The problem
Scan the lines below for the string "рыболовству" and report how many lines contain it, giving only the number.

Provided data start

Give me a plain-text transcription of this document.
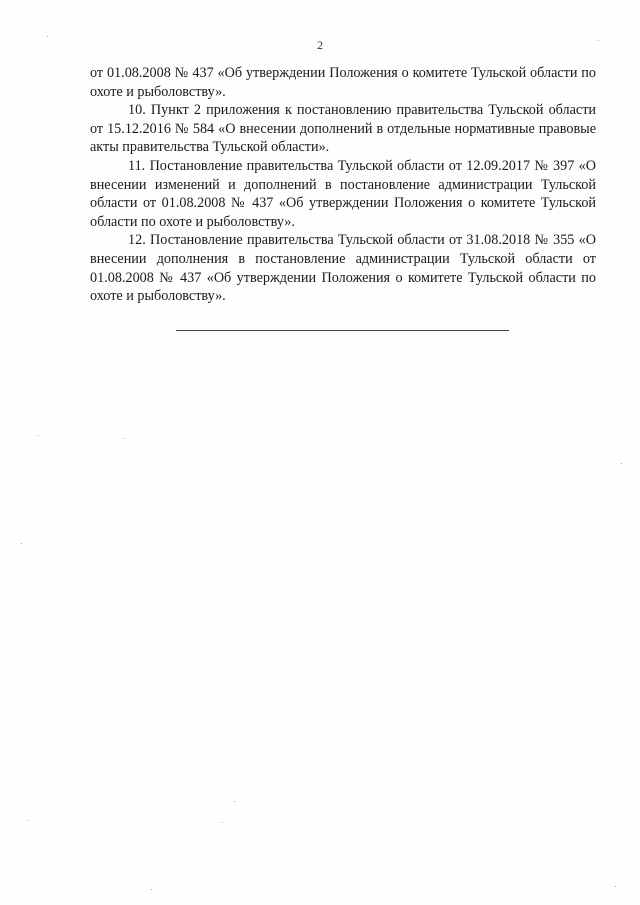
2

от 01.08.2008 № 437 «Об утверждении Положения о комитете Тульской области по охоте и рыболовству».

10. Пункт 2 приложения к постановлению правительства Тульской области от 15.12.2016 № 584 «О внесении дополнений в отдельные нормативные правовые акты правительства Тульской области».

11. Постановление правительства Тульской области от 12.09.2017 № 397 «О внесении изменений и дополнений в постановление администрации Тульской области от 01.08.2008 № 437 «Об утверждении Положения о комитете Тульской области по охоте и рыболовству».

12. Постановление правительства Тульской области от 31.08.2018 № 355 «О внесении дополнения в постановление администрации Тульской области от 01.08.2008 № 437 «Об утверждении Положения о комитете Тульской области по охоте и рыболовству».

Provided data end

Exercise result
3